Your instructions ::
Within the listing below, how many lines include the string "participating"? Reply with only the number.

Stored data ::

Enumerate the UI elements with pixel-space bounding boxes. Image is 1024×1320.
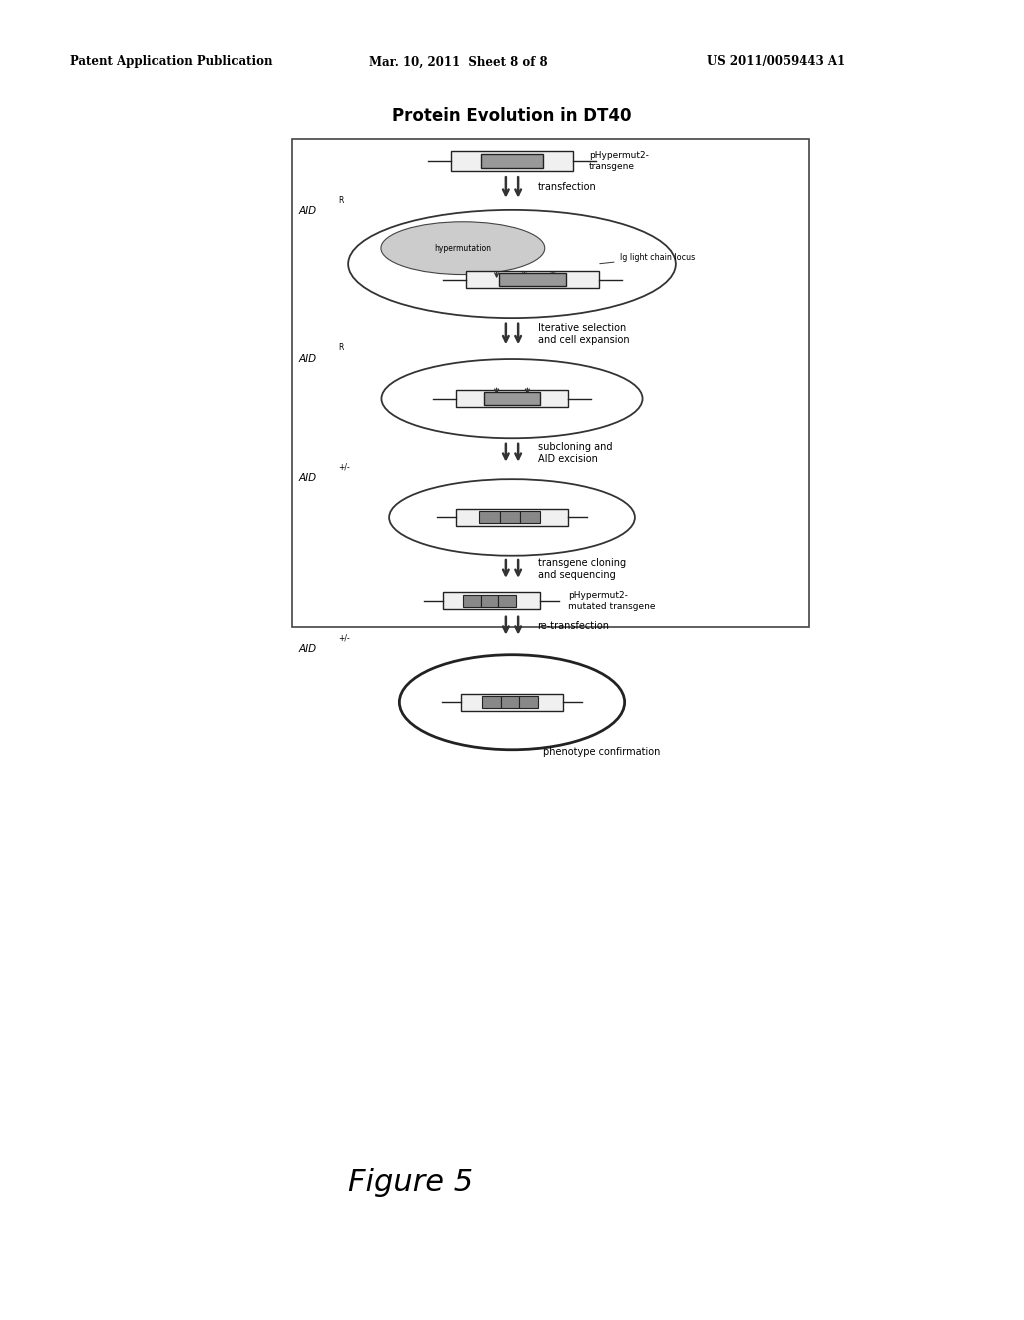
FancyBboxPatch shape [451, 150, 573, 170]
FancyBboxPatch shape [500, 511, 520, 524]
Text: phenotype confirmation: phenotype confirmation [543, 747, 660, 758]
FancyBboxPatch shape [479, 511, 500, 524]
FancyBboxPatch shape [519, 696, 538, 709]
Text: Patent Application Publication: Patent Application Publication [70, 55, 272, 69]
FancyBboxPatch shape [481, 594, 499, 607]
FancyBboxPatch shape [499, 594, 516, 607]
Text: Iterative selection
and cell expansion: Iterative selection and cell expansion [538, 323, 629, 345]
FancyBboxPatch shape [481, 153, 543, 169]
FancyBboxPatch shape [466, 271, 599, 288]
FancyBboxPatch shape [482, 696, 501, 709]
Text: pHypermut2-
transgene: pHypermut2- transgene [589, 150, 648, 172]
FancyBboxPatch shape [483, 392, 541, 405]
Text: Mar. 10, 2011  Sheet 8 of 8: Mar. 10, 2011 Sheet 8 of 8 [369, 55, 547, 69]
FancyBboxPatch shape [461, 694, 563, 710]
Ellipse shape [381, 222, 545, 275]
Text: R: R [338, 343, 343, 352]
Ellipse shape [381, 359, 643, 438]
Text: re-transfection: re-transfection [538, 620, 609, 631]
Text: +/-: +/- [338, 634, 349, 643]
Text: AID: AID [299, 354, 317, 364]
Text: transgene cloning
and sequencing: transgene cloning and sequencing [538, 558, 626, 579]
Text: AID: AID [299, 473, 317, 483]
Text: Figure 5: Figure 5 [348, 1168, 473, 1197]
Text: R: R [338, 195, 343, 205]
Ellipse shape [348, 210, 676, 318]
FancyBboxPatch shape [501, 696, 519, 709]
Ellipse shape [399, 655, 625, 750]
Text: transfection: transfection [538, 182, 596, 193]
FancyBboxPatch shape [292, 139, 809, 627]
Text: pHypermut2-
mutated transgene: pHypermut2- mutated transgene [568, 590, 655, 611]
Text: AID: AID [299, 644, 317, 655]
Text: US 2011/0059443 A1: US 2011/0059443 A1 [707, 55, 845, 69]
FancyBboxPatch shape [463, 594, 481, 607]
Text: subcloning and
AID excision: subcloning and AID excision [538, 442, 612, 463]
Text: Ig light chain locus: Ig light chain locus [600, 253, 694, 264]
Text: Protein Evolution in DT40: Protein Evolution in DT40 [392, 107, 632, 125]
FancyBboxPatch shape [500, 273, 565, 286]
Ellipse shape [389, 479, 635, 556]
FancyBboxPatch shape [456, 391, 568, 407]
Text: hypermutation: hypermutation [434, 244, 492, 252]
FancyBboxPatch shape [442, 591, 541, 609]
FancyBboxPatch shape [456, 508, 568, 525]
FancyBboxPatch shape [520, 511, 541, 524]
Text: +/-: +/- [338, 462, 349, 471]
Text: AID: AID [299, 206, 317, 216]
==
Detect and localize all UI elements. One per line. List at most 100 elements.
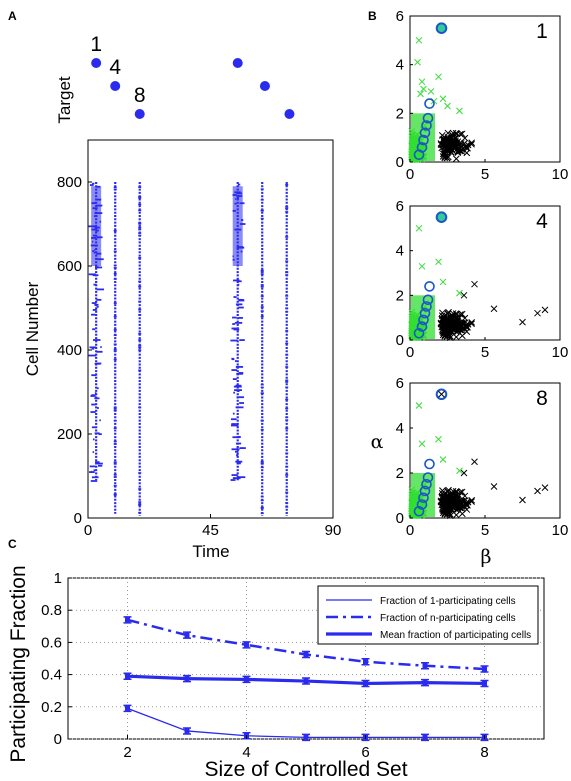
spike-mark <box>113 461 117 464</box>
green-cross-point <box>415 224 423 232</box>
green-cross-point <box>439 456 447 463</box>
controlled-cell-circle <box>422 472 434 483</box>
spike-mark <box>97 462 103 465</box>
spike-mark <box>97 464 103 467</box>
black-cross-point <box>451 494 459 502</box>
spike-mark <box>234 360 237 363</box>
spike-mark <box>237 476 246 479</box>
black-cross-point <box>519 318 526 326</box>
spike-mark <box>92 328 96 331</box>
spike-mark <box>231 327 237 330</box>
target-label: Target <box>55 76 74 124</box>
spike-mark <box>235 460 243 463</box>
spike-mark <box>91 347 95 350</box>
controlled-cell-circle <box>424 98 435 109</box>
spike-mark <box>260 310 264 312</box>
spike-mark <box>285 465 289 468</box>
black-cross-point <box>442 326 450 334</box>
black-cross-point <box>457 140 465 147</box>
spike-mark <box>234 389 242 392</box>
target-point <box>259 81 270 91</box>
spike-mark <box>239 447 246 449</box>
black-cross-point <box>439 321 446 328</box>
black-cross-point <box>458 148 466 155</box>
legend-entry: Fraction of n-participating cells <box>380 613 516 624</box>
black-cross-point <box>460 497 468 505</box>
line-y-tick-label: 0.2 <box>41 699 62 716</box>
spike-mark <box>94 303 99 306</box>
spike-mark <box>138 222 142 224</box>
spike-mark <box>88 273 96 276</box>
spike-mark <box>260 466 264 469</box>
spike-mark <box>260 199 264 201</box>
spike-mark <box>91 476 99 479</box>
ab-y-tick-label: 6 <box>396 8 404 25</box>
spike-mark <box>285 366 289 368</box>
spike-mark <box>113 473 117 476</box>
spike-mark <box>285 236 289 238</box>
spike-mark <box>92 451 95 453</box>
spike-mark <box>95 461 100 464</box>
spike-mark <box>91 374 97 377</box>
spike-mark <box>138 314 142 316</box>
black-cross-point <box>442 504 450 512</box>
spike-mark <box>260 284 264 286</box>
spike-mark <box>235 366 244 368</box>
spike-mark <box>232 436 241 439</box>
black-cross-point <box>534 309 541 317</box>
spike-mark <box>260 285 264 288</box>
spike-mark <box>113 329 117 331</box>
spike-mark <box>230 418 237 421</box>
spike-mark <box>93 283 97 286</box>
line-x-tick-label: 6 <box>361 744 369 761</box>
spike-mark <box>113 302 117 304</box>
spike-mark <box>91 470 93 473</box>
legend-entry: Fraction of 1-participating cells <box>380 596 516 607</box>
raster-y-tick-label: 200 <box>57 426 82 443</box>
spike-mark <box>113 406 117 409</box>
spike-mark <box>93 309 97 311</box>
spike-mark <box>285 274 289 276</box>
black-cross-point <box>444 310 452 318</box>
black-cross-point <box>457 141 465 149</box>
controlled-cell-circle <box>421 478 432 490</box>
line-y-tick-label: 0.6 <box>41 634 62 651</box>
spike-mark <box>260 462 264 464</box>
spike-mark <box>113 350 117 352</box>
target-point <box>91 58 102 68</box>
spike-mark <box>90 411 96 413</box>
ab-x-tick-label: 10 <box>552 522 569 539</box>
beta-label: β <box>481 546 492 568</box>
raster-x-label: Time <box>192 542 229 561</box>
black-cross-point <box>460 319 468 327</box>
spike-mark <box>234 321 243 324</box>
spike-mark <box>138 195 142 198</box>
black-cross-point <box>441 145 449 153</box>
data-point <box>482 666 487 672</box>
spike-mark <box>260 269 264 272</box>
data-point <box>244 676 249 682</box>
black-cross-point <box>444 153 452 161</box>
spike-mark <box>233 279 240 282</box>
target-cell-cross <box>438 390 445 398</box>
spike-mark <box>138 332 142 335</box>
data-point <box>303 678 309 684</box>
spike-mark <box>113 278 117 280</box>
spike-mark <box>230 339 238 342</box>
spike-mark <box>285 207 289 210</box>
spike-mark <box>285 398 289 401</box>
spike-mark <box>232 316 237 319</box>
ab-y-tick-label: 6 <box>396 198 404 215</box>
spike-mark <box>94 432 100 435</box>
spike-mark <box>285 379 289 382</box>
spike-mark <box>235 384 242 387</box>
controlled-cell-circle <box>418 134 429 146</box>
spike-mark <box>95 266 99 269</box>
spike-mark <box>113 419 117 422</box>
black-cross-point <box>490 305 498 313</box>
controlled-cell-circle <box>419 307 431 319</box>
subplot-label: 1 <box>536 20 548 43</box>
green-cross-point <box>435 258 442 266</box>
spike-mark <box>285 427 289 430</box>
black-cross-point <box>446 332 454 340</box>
* * *
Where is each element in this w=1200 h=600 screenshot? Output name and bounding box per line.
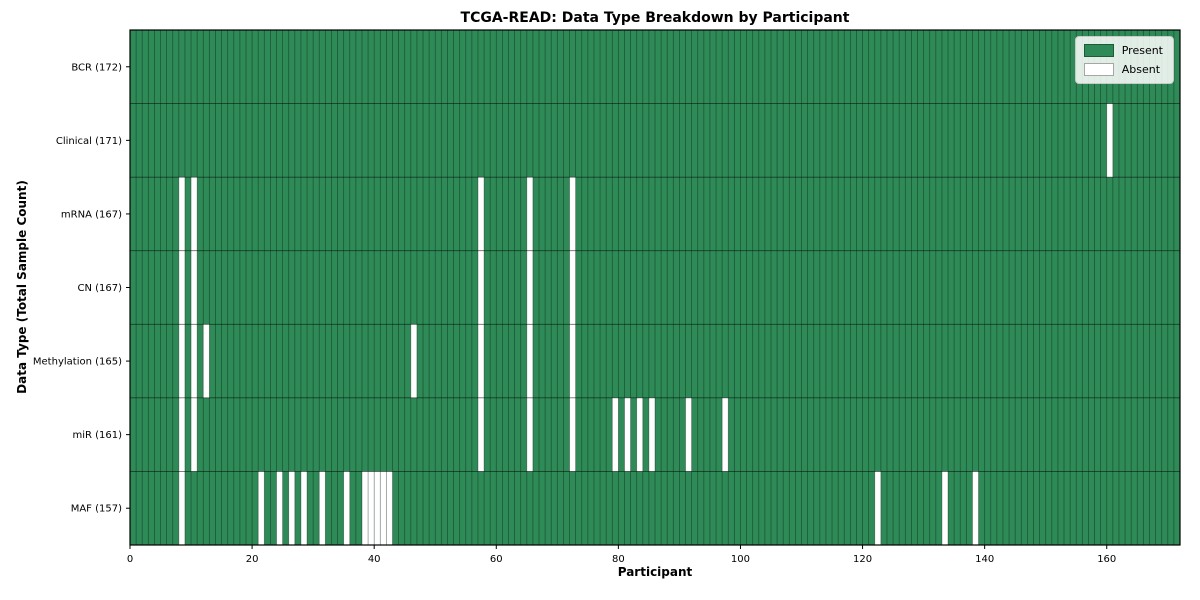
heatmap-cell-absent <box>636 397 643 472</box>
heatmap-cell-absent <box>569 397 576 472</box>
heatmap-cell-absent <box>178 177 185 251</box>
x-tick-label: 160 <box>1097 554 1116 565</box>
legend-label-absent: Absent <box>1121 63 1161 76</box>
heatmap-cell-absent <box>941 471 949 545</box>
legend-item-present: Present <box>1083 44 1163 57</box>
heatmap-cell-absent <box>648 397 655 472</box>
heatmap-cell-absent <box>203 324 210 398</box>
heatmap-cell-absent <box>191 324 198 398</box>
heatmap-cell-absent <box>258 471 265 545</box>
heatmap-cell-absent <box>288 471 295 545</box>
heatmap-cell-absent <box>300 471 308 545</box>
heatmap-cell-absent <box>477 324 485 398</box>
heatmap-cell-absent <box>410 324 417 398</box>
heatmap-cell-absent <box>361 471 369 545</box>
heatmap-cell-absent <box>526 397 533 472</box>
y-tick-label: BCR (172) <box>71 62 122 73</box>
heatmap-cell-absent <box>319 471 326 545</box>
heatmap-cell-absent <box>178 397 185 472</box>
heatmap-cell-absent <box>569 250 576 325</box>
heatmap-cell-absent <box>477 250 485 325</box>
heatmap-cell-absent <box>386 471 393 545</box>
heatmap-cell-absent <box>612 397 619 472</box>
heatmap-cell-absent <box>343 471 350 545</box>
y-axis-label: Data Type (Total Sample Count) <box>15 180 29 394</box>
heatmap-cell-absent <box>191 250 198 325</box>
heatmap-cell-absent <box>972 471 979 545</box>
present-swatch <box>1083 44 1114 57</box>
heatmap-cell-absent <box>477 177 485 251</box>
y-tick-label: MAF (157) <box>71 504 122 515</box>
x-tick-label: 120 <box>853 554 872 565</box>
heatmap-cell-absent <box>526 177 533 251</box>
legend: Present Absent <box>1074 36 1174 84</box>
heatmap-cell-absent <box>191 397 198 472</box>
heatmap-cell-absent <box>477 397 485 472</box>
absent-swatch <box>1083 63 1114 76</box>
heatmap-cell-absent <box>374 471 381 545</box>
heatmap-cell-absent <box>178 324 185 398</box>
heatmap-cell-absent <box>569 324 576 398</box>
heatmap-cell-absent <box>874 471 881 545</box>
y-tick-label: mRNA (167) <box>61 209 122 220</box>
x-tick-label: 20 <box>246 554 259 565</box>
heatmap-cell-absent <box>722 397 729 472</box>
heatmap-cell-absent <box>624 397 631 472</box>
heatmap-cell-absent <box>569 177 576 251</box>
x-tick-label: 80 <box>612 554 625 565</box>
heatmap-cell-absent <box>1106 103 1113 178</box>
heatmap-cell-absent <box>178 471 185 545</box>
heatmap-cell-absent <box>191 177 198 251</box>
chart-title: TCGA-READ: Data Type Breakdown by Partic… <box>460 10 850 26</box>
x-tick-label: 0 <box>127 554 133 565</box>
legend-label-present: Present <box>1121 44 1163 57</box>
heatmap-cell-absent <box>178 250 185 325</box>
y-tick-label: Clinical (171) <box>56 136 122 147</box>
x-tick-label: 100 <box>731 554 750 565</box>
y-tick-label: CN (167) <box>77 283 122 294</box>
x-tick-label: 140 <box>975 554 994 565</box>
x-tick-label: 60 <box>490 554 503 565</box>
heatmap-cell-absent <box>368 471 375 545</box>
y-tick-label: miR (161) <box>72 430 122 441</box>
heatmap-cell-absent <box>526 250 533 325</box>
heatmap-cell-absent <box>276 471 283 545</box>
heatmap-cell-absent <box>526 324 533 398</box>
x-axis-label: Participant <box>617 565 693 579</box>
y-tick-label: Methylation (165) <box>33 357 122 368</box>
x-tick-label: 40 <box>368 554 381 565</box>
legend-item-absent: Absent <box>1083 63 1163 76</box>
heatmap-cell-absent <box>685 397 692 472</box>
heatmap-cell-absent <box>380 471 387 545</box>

Response to this exercise ::
2